▶ **What you are asked to do**: Filter the records for lines holding the string "nparieto".

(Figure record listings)
____

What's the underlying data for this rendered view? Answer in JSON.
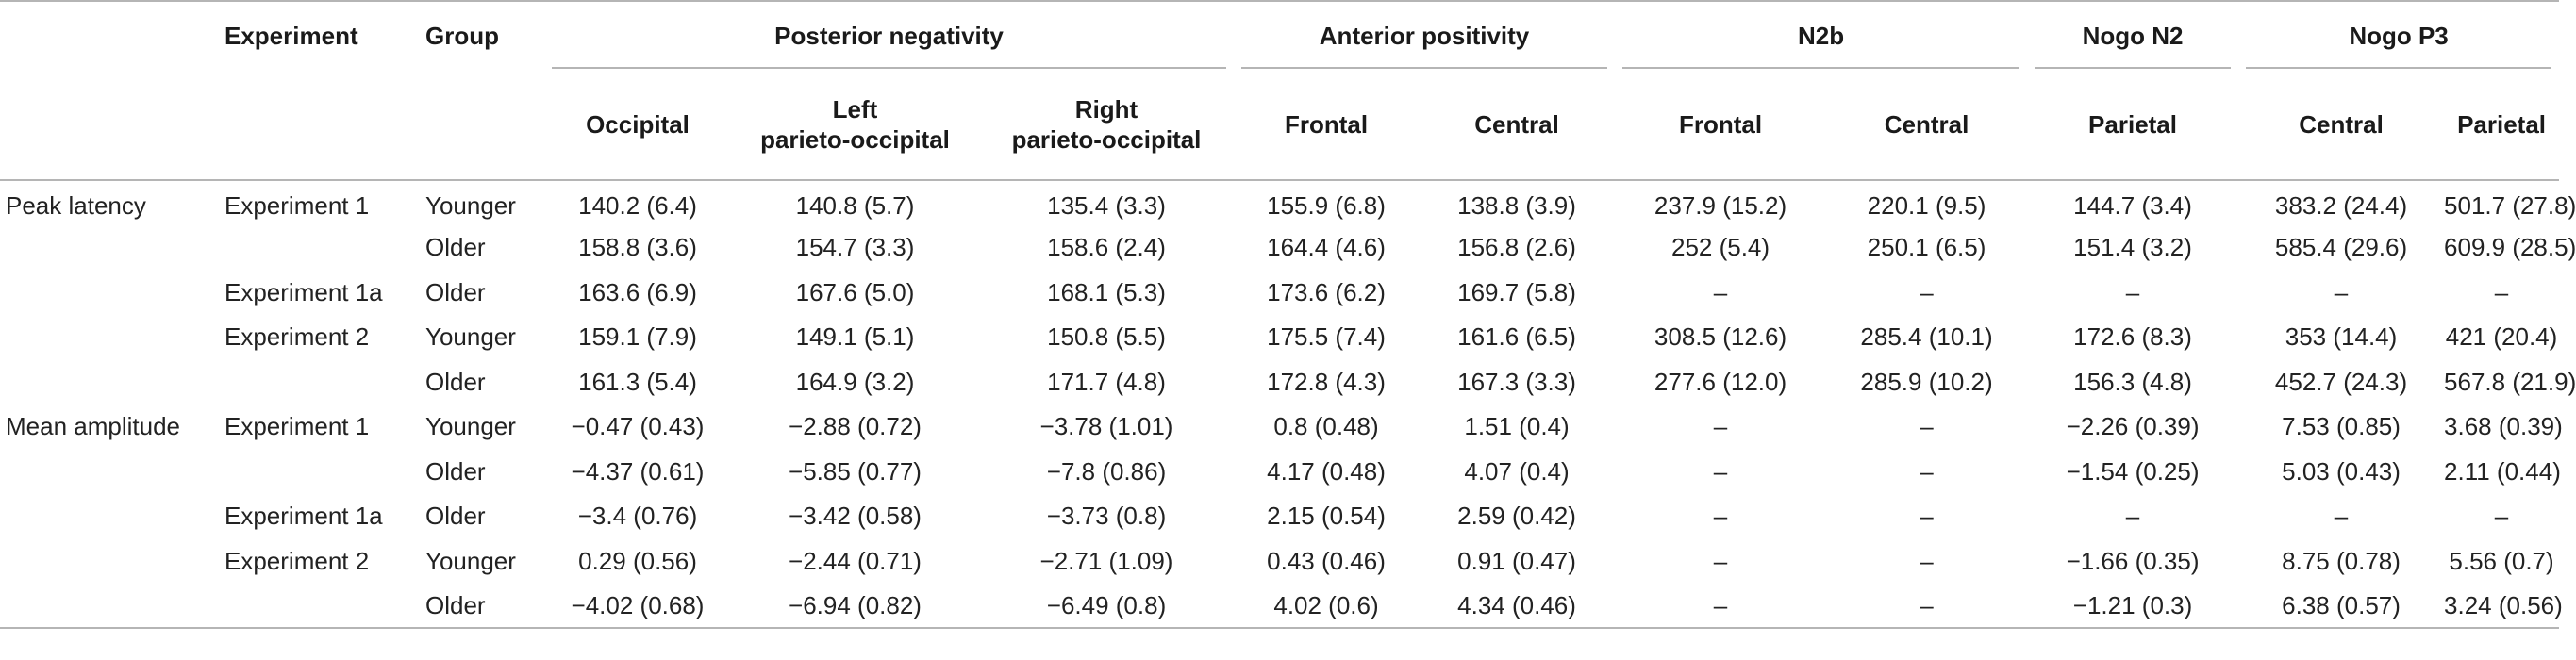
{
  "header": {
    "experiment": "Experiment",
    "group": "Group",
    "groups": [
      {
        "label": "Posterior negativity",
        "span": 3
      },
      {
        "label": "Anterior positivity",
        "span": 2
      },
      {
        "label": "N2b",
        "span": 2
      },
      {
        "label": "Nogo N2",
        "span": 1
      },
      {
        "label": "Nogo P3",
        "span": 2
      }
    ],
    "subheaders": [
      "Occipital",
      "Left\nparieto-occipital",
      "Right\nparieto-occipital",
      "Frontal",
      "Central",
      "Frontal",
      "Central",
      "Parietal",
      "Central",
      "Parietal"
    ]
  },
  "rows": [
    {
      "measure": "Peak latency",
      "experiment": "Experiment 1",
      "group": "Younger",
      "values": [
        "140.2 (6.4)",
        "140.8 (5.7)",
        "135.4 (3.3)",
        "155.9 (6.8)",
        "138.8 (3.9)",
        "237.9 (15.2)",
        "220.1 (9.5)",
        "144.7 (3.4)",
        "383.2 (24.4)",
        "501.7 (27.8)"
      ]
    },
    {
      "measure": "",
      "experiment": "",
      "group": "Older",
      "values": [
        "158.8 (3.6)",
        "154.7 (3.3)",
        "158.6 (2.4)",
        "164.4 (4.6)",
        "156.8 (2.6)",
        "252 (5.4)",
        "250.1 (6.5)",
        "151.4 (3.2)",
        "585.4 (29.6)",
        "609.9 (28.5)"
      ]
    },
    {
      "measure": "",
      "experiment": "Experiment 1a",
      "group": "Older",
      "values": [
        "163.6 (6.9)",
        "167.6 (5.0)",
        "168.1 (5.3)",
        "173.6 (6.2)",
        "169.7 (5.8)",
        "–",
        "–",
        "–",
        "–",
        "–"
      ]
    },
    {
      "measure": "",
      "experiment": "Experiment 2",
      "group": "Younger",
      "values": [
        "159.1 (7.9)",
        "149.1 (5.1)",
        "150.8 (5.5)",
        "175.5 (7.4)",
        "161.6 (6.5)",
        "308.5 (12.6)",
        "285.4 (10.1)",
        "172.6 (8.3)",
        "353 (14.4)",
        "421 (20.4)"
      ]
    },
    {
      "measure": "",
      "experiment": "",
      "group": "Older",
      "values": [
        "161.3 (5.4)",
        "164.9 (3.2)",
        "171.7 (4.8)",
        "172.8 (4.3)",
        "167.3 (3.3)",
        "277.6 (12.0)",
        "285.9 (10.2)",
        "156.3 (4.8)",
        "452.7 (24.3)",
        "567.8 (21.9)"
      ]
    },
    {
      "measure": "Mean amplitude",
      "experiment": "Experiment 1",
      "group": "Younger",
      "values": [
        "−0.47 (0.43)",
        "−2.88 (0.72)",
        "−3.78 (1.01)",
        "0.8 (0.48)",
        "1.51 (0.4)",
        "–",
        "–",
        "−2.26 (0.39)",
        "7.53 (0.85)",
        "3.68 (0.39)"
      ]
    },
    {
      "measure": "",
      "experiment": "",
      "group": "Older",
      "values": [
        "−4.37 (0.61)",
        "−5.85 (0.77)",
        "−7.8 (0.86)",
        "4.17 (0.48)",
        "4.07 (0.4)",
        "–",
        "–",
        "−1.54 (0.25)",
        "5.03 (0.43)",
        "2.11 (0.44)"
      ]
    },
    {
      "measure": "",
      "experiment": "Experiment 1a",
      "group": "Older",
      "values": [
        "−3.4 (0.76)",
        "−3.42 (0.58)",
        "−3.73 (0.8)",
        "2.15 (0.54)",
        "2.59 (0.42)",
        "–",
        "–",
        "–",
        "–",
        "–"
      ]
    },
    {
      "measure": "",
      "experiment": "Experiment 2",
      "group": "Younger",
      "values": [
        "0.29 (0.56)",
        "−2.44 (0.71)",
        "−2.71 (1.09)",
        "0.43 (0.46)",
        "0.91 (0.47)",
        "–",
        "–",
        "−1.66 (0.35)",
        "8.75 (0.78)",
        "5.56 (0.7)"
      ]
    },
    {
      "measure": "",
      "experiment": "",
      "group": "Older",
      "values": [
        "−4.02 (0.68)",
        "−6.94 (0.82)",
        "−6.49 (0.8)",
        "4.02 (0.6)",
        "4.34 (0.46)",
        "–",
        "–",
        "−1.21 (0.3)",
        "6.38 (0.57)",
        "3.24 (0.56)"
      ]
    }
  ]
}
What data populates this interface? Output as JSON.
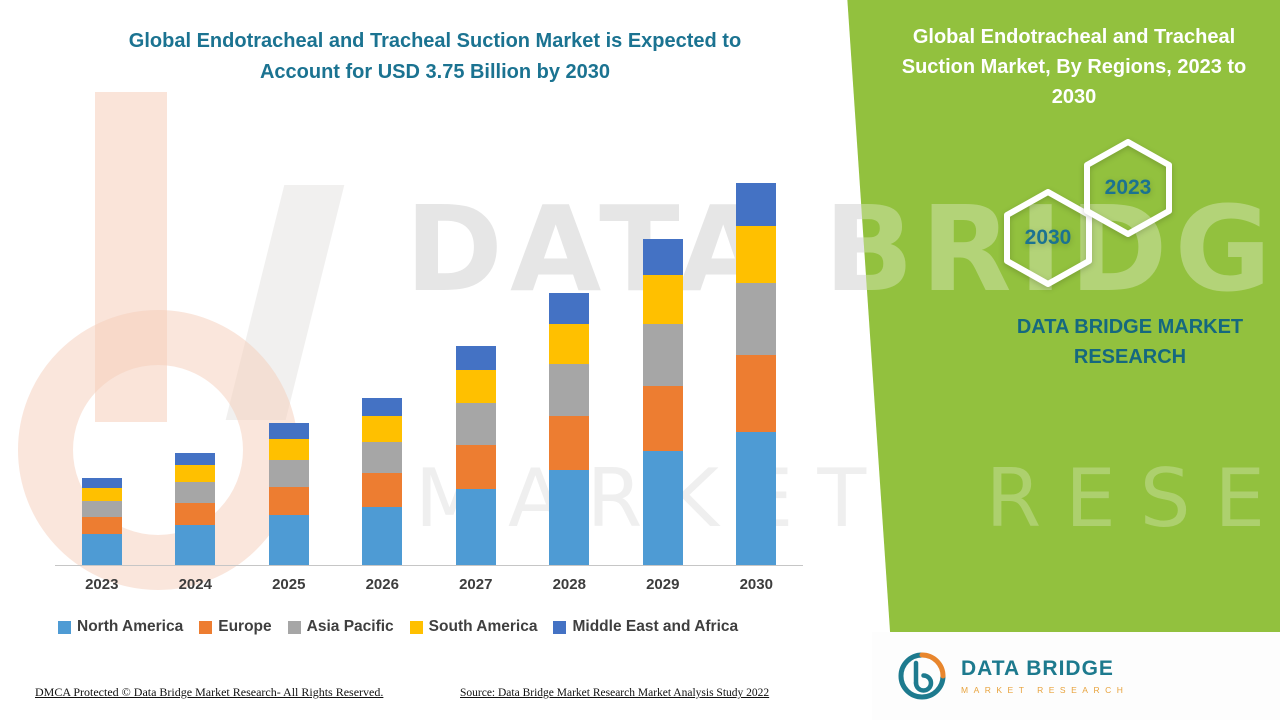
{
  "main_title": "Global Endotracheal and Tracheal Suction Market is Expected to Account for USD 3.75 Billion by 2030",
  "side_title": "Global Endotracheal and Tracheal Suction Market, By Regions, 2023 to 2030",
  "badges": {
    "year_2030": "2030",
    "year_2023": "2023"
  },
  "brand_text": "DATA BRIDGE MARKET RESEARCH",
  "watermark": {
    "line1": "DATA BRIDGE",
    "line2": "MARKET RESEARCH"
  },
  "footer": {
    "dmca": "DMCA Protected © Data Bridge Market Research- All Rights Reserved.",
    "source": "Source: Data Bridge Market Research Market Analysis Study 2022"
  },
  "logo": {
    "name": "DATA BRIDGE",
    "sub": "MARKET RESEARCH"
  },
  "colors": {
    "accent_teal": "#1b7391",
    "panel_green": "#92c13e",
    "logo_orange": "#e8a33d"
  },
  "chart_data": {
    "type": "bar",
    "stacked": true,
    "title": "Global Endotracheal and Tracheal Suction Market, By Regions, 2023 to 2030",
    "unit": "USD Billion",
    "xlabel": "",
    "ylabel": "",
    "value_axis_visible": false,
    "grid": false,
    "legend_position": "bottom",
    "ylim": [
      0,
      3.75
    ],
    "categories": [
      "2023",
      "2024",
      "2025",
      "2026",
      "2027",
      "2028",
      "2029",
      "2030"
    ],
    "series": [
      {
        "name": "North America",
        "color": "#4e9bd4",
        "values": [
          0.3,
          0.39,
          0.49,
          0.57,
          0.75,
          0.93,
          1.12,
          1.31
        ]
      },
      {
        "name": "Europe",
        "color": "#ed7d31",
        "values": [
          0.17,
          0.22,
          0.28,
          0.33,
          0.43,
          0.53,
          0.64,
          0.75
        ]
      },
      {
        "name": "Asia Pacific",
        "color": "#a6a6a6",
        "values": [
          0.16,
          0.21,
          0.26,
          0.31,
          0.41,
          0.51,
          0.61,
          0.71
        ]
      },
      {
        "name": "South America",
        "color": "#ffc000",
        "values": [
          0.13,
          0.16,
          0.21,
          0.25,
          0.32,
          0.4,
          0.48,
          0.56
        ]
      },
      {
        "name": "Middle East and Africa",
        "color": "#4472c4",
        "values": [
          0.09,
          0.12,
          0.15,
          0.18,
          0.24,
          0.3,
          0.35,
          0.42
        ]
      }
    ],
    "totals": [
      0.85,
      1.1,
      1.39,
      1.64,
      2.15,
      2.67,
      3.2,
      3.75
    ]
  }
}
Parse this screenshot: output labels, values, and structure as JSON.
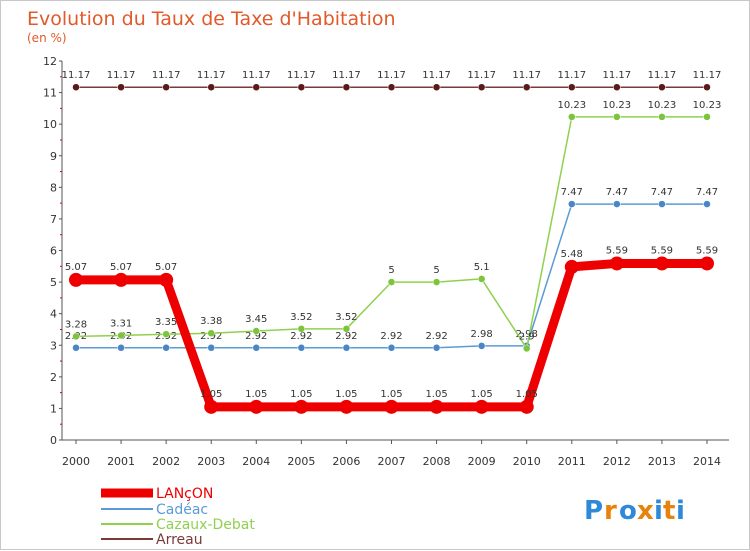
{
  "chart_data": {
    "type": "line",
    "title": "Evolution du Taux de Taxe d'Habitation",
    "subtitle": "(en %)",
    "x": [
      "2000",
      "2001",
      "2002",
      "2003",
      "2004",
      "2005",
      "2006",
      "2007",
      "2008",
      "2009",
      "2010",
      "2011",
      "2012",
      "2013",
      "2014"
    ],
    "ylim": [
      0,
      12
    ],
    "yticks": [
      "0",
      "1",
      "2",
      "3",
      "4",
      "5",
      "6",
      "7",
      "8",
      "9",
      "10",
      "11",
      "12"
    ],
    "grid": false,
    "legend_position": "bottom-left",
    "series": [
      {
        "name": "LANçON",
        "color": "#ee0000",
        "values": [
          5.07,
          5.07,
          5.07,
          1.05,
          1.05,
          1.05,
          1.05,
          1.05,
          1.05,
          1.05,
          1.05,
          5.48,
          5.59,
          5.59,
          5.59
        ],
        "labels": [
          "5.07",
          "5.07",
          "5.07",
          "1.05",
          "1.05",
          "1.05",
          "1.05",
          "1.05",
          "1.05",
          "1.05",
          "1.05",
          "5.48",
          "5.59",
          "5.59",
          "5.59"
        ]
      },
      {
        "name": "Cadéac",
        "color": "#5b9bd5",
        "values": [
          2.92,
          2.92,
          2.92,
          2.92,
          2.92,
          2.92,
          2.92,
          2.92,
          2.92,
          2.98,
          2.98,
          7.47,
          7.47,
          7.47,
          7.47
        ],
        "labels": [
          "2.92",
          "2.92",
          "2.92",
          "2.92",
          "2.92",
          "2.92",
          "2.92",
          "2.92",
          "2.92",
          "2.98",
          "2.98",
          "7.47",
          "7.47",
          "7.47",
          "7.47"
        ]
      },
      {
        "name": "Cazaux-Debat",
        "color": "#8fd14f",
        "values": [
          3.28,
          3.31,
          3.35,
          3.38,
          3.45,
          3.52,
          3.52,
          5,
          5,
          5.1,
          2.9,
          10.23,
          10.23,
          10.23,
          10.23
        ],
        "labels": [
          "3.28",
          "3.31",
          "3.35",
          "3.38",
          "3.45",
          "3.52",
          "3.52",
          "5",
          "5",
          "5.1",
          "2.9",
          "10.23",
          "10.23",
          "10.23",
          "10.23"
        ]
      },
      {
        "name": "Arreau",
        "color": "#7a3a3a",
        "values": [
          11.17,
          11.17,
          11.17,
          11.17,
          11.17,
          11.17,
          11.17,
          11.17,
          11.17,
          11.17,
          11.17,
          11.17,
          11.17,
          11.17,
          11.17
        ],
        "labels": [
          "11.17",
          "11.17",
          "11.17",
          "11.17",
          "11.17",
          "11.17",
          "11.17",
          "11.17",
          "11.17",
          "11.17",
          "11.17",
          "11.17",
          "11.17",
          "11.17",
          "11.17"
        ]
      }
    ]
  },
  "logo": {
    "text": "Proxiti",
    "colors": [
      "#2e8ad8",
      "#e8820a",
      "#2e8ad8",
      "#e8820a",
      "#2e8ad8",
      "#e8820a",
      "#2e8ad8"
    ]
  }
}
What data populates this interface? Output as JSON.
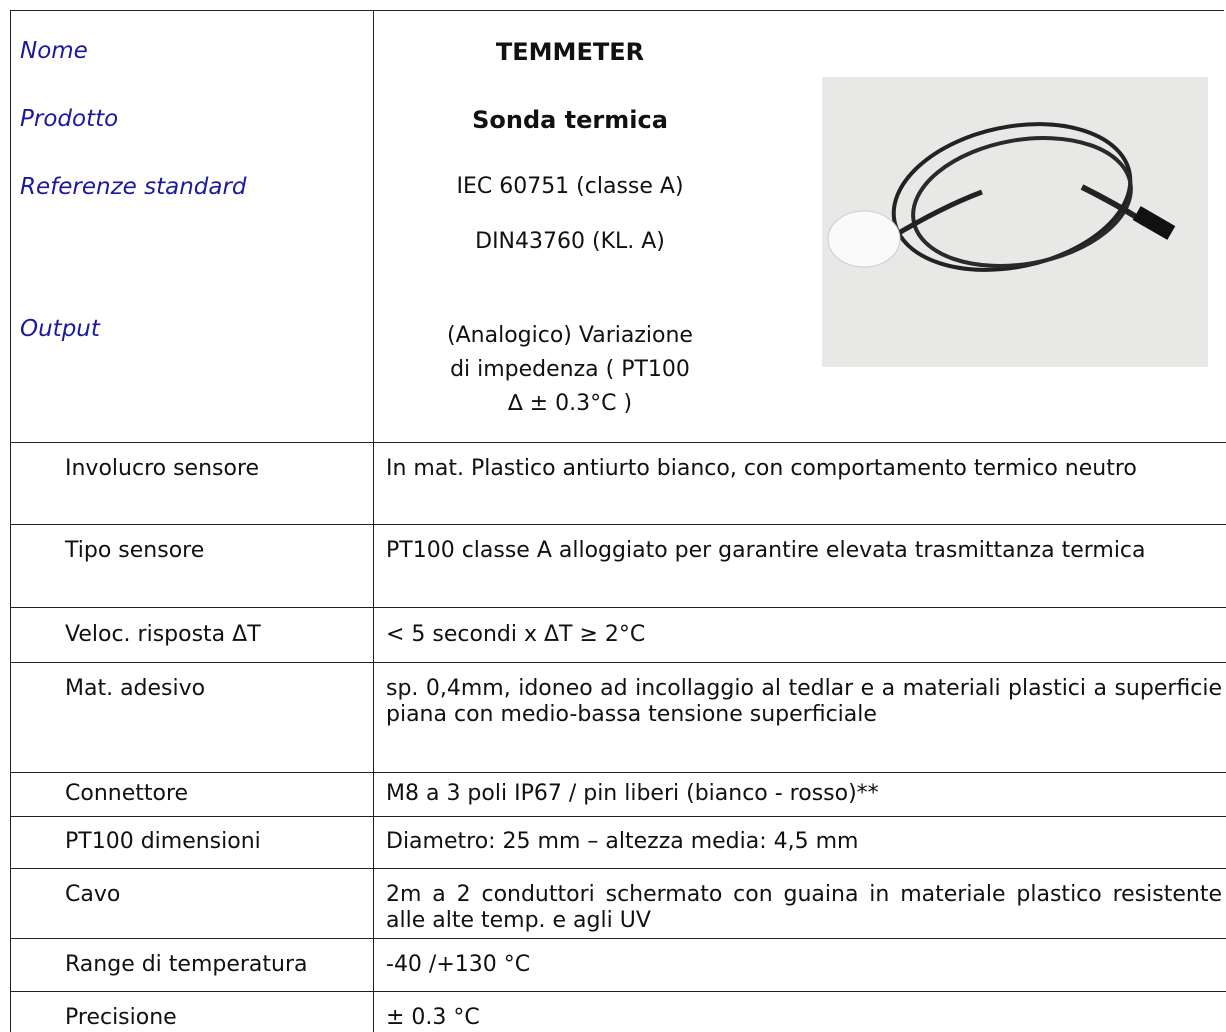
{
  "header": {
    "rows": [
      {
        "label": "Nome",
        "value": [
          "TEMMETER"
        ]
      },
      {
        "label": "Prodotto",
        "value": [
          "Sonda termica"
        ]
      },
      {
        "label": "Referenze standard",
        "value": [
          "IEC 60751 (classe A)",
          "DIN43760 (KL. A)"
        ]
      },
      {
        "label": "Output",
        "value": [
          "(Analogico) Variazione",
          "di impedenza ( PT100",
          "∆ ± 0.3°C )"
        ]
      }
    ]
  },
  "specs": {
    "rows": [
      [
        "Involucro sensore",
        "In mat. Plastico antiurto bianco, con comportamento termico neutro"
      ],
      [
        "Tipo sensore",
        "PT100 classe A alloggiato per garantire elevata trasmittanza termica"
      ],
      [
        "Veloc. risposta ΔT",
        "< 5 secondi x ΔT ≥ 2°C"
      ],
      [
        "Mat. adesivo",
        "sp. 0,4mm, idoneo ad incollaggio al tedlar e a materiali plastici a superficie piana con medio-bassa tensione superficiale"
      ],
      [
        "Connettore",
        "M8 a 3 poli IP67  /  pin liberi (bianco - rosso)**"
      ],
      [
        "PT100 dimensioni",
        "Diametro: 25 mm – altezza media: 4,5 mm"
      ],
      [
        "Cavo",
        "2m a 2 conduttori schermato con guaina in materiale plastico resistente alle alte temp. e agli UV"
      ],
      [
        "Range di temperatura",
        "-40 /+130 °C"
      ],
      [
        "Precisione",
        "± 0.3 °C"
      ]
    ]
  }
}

____

▶ **Answer to this exercise**:
      "Left\nparieto-occipital",
      "Right\nparieto-occipital",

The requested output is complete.